** START Dataset rows **

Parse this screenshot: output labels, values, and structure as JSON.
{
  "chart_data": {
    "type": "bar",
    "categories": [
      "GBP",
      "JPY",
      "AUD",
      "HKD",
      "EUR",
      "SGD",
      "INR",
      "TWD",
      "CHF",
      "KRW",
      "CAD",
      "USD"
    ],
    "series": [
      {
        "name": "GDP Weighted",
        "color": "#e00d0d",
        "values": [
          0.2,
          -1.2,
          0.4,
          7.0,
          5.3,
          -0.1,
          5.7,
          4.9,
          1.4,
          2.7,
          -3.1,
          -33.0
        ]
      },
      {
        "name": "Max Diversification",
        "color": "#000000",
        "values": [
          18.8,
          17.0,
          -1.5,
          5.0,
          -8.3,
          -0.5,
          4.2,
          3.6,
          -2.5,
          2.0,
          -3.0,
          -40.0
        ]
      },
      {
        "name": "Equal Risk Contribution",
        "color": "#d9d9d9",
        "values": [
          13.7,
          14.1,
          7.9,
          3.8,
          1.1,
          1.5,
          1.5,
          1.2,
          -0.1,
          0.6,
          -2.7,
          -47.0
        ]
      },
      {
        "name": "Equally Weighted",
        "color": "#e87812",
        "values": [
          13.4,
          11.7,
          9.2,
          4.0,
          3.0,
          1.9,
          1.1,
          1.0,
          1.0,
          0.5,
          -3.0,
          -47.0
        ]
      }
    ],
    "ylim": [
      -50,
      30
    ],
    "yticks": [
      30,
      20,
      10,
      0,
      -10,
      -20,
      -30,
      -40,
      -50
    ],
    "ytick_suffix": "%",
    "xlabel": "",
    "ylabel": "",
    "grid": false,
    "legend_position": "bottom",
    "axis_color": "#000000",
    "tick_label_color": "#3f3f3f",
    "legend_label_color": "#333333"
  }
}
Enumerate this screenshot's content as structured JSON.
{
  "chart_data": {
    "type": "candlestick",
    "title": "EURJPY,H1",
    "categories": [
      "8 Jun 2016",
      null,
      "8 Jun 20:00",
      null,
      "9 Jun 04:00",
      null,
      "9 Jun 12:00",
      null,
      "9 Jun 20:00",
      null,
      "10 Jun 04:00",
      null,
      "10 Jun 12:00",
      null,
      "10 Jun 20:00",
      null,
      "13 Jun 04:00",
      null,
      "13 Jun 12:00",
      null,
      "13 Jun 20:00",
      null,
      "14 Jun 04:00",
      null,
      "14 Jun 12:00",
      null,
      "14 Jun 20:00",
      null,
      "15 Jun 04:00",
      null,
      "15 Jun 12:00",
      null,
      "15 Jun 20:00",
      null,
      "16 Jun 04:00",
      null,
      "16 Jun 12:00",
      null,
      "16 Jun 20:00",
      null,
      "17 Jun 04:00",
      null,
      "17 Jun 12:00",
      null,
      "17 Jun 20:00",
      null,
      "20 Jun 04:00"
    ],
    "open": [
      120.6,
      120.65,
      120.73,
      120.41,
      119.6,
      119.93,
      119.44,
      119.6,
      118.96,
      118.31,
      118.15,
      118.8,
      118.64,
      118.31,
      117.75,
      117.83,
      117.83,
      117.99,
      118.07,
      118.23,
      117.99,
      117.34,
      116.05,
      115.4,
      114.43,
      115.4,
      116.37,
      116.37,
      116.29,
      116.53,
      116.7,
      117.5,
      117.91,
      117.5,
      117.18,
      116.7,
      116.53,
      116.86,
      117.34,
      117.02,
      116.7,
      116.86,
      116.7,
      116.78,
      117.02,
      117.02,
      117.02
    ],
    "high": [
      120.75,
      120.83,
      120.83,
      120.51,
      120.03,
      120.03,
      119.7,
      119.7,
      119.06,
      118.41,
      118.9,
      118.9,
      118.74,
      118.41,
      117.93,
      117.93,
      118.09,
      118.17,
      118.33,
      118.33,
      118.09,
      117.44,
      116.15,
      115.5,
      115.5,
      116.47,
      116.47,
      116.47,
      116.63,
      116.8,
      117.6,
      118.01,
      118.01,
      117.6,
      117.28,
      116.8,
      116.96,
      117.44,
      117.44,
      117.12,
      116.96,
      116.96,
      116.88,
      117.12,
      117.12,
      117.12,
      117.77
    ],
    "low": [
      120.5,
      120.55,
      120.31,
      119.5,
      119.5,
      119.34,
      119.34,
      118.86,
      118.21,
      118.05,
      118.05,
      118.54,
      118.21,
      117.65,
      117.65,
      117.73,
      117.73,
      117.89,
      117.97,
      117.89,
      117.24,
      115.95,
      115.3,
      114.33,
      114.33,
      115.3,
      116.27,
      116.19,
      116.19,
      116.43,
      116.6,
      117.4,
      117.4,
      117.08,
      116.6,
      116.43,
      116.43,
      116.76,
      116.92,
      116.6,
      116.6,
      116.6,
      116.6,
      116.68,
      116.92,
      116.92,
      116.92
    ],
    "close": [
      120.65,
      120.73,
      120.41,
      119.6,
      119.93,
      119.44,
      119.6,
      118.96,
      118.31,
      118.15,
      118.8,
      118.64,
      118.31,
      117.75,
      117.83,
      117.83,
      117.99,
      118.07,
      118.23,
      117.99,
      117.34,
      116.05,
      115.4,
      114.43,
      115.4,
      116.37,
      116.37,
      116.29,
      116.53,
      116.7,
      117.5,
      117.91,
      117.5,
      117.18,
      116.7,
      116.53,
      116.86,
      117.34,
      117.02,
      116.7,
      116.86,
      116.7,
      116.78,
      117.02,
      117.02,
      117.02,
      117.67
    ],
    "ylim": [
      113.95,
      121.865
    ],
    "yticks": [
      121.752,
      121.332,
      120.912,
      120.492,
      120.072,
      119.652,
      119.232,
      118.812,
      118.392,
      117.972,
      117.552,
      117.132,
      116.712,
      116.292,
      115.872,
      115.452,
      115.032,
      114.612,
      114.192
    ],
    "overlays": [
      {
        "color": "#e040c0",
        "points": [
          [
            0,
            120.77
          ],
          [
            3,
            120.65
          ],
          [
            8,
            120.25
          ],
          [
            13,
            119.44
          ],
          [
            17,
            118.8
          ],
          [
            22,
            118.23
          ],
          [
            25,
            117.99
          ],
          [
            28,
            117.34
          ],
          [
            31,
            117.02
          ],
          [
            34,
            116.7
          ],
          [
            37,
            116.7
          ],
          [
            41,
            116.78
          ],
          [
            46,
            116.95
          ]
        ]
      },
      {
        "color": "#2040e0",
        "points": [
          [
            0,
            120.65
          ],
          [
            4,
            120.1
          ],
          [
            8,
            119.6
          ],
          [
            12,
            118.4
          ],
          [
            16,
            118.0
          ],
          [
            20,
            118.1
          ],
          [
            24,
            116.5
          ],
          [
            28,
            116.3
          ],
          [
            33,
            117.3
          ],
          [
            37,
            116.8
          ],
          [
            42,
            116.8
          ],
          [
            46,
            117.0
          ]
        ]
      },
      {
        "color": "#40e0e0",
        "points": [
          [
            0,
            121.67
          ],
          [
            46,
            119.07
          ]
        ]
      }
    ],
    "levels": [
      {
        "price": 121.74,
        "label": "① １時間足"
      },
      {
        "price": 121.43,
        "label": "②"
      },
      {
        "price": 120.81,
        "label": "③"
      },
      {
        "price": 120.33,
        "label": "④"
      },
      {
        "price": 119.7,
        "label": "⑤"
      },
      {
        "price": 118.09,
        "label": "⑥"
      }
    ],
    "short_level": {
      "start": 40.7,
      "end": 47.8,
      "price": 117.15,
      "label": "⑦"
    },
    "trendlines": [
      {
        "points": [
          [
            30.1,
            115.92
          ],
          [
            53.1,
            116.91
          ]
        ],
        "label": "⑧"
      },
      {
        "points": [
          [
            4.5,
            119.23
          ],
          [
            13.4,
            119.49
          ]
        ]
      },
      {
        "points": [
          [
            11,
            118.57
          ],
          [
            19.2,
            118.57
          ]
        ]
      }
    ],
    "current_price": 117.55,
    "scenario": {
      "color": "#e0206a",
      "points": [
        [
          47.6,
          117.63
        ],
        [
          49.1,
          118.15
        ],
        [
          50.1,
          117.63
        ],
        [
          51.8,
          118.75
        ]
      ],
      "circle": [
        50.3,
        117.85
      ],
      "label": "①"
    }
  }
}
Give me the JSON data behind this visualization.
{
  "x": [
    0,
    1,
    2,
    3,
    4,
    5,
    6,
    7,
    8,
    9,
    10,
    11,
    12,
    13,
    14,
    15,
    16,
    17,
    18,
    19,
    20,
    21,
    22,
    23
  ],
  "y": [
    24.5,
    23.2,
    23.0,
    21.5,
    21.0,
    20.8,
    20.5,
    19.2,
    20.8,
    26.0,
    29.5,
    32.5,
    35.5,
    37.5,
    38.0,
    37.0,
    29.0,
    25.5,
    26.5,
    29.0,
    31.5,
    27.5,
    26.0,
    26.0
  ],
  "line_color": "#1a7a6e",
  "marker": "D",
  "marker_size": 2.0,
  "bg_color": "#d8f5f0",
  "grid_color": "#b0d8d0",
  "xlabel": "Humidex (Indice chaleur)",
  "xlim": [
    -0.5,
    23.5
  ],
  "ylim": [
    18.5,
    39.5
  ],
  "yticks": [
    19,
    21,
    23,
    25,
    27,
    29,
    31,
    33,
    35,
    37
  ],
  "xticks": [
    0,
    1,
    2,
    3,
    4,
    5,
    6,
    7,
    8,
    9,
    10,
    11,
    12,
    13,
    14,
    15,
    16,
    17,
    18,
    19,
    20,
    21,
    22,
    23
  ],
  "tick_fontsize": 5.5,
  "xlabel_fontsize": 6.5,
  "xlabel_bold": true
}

** END Dataset rows **

** Task directions **
Reproduce exactly the line containing "Give me the" and every line after it through the end of the records above, and nothing else.

** Output **
Give me the JSON data behind this visualization.
{
  "x": [
    0,
    1,
    2,
    3,
    4,
    5,
    6,
    7,
    8,
    9,
    10,
    11,
    12,
    13,
    14,
    15,
    16,
    17,
    18,
    19,
    20,
    21,
    22,
    23
  ],
  "y": [
    24.5,
    23.2,
    23.0,
    21.5,
    21.0,
    20.8,
    20.5,
    19.2,
    20.8,
    26.0,
    29.5,
    32.5,
    35.5,
    37.5,
    38.0,
    37.0,
    29.0,
    25.5,
    26.5,
    29.0,
    31.5,
    27.5,
    26.0,
    26.0
  ],
  "line_color": "#1a7a6e",
  "marker": "D",
  "marker_size": 2.0,
  "bg_color": "#d8f5f0",
  "grid_color": "#b0d8d0",
  "xlabel": "Humidex (Indice chaleur)",
  "xlim": [
    -0.5,
    23.5
  ],
  "ylim": [
    18.5,
    39.5
  ],
  "yticks": [
    19,
    21,
    23,
    25,
    27,
    29,
    31,
    33,
    35,
    37
  ],
  "xticks": [
    0,
    1,
    2,
    3,
    4,
    5,
    6,
    7,
    8,
    9,
    10,
    11,
    12,
    13,
    14,
    15,
    16,
    17,
    18,
    19,
    20,
    21,
    22,
    23
  ],
  "tick_fontsize": 5.5,
  "xlabel_fontsize": 6.5,
  "xlabel_bold": true
}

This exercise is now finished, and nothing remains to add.